# start of Stored data

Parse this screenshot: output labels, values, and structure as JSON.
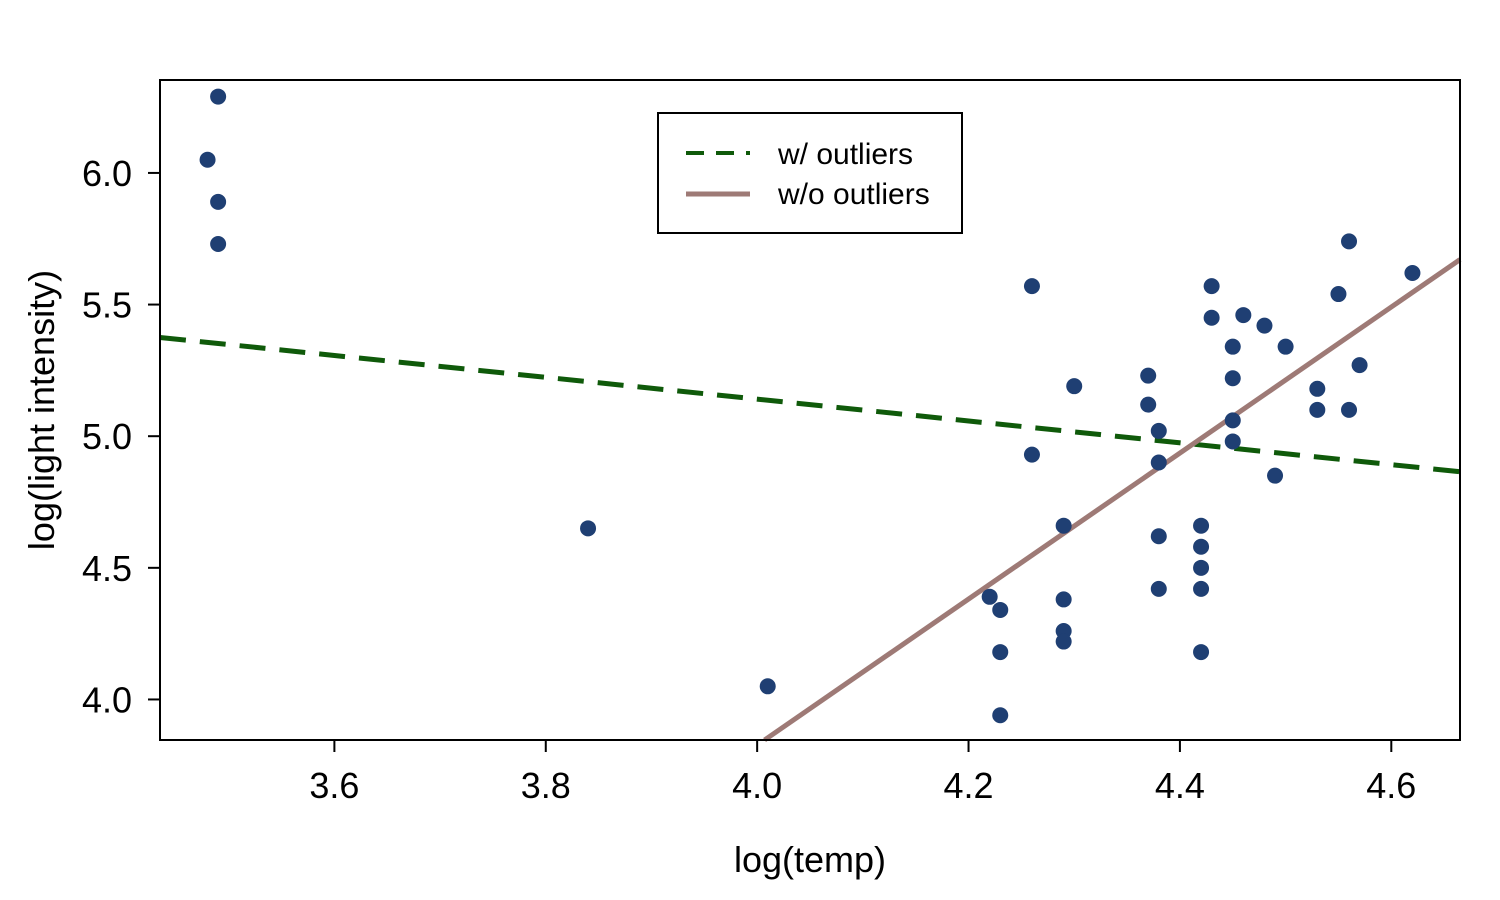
{
  "chart_data": {
    "type": "scatter",
    "title": "",
    "xlabel": "log(temp)",
    "ylabel": "log(light intensity)",
    "xlim": [
      3.435,
      4.665
    ],
    "ylim": [
      3.846,
      6.353
    ],
    "x_ticks": [
      3.6,
      3.8,
      4.0,
      4.2,
      4.4,
      4.6
    ],
    "x_tick_labels": [
      "3.6",
      "3.8",
      "4.0",
      "4.2",
      "4.4",
      "4.6"
    ],
    "y_ticks": [
      4.0,
      4.5,
      5.0,
      5.5,
      6.0
    ],
    "y_tick_labels": [
      "4.0",
      "4.5",
      "5.0",
      "5.5",
      "6.0"
    ],
    "grid": false,
    "legend_position": "top-center",
    "points": {
      "color": "#1f3f73",
      "data": [
        [
          3.48,
          6.05
        ],
        [
          3.49,
          6.29
        ],
        [
          3.49,
          5.89
        ],
        [
          3.49,
          5.73
        ],
        [
          3.84,
          4.65
        ],
        [
          4.01,
          4.05
        ],
        [
          4.22,
          4.39
        ],
        [
          4.23,
          4.34
        ],
        [
          4.23,
          4.18
        ],
        [
          4.23,
          3.94
        ],
        [
          4.26,
          5.57
        ],
        [
          4.26,
          4.93
        ],
        [
          4.29,
          4.66
        ],
        [
          4.29,
          4.38
        ],
        [
          4.29,
          4.26
        ],
        [
          4.29,
          4.22
        ],
        [
          4.3,
          5.19
        ],
        [
          4.37,
          5.23
        ],
        [
          4.37,
          5.12
        ],
        [
          4.38,
          5.02
        ],
        [
          4.38,
          4.9
        ],
        [
          4.38,
          4.62
        ],
        [
          4.38,
          4.42
        ],
        [
          4.42,
          4.66
        ],
        [
          4.42,
          4.58
        ],
        [
          4.42,
          4.5
        ],
        [
          4.42,
          4.42
        ],
        [
          4.42,
          4.18
        ],
        [
          4.43,
          5.57
        ],
        [
          4.43,
          5.45
        ],
        [
          4.45,
          5.34
        ],
        [
          4.45,
          5.22
        ],
        [
          4.45,
          5.06
        ],
        [
          4.45,
          4.98
        ],
        [
          4.46,
          5.46
        ],
        [
          4.48,
          5.42
        ],
        [
          4.49,
          4.85
        ],
        [
          4.5,
          5.34
        ],
        [
          4.53,
          5.18
        ],
        [
          4.53,
          5.1
        ],
        [
          4.55,
          5.54
        ],
        [
          4.56,
          5.74
        ],
        [
          4.56,
          5.1
        ],
        [
          4.57,
          5.27
        ],
        [
          4.62,
          5.62
        ]
      ]
    },
    "series": [
      {
        "name": "w/ outliers",
        "style": "dashed",
        "color": "#0f5a0a",
        "x": [
          3.435,
          4.665
        ],
        "y": [
          5.375,
          4.865
        ]
      },
      {
        "name": "w/o outliers",
        "style": "solid",
        "color": "#9e7a76",
        "x": [
          4.007,
          4.665
        ],
        "y": [
          3.846,
          5.671
        ]
      }
    ]
  }
}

# end of Stored data

The entries above are to be returned exactly, without their pictures.

(Correct output):
Parse this screenshot: output labels, values, and structure as JSON.
{
  "chart_data": {
    "type": "scatter",
    "title": "",
    "xlabel": "log(temp)",
    "ylabel": "log(light intensity)",
    "xlim": [
      3.435,
      4.665
    ],
    "ylim": [
      3.846,
      6.353
    ],
    "x_ticks": [
      3.6,
      3.8,
      4.0,
      4.2,
      4.4,
      4.6
    ],
    "x_tick_labels": [
      "3.6",
      "3.8",
      "4.0",
      "4.2",
      "4.4",
      "4.6"
    ],
    "y_ticks": [
      4.0,
      4.5,
      5.0,
      5.5,
      6.0
    ],
    "y_tick_labels": [
      "4.0",
      "4.5",
      "5.0",
      "5.5",
      "6.0"
    ],
    "grid": false,
    "legend_position": "top-center",
    "points": {
      "color": "#1f3f73",
      "data": [
        [
          3.48,
          6.05
        ],
        [
          3.49,
          6.29
        ],
        [
          3.49,
          5.89
        ],
        [
          3.49,
          5.73
        ],
        [
          3.84,
          4.65
        ],
        [
          4.01,
          4.05
        ],
        [
          4.22,
          4.39
        ],
        [
          4.23,
          4.34
        ],
        [
          4.23,
          4.18
        ],
        [
          4.23,
          3.94
        ],
        [
          4.26,
          5.57
        ],
        [
          4.26,
          4.93
        ],
        [
          4.29,
          4.66
        ],
        [
          4.29,
          4.38
        ],
        [
          4.29,
          4.26
        ],
        [
          4.29,
          4.22
        ],
        [
          4.3,
          5.19
        ],
        [
          4.37,
          5.23
        ],
        [
          4.37,
          5.12
        ],
        [
          4.38,
          5.02
        ],
        [
          4.38,
          4.9
        ],
        [
          4.38,
          4.62
        ],
        [
          4.38,
          4.42
        ],
        [
          4.42,
          4.66
        ],
        [
          4.42,
          4.58
        ],
        [
          4.42,
          4.5
        ],
        [
          4.42,
          4.42
        ],
        [
          4.42,
          4.18
        ],
        [
          4.43,
          5.57
        ],
        [
          4.43,
          5.45
        ],
        [
          4.45,
          5.34
        ],
        [
          4.45,
          5.22
        ],
        [
          4.45,
          5.06
        ],
        [
          4.45,
          4.98
        ],
        [
          4.46,
          5.46
        ],
        [
          4.48,
          5.42
        ],
        [
          4.49,
          4.85
        ],
        [
          4.5,
          5.34
        ],
        [
          4.53,
          5.18
        ],
        [
          4.53,
          5.1
        ],
        [
          4.55,
          5.54
        ],
        [
          4.56,
          5.74
        ],
        [
          4.56,
          5.1
        ],
        [
          4.57,
          5.27
        ],
        [
          4.62,
          5.62
        ]
      ]
    },
    "series": [
      {
        "name": "w/ outliers",
        "style": "dashed",
        "color": "#0f5a0a",
        "x": [
          3.435,
          4.665
        ],
        "y": [
          5.375,
          4.865
        ]
      },
      {
        "name": "w/o outliers",
        "style": "solid",
        "color": "#9e7a76",
        "x": [
          4.007,
          4.665
        ],
        "y": [
          3.846,
          5.671
        ]
      }
    ]
  }
}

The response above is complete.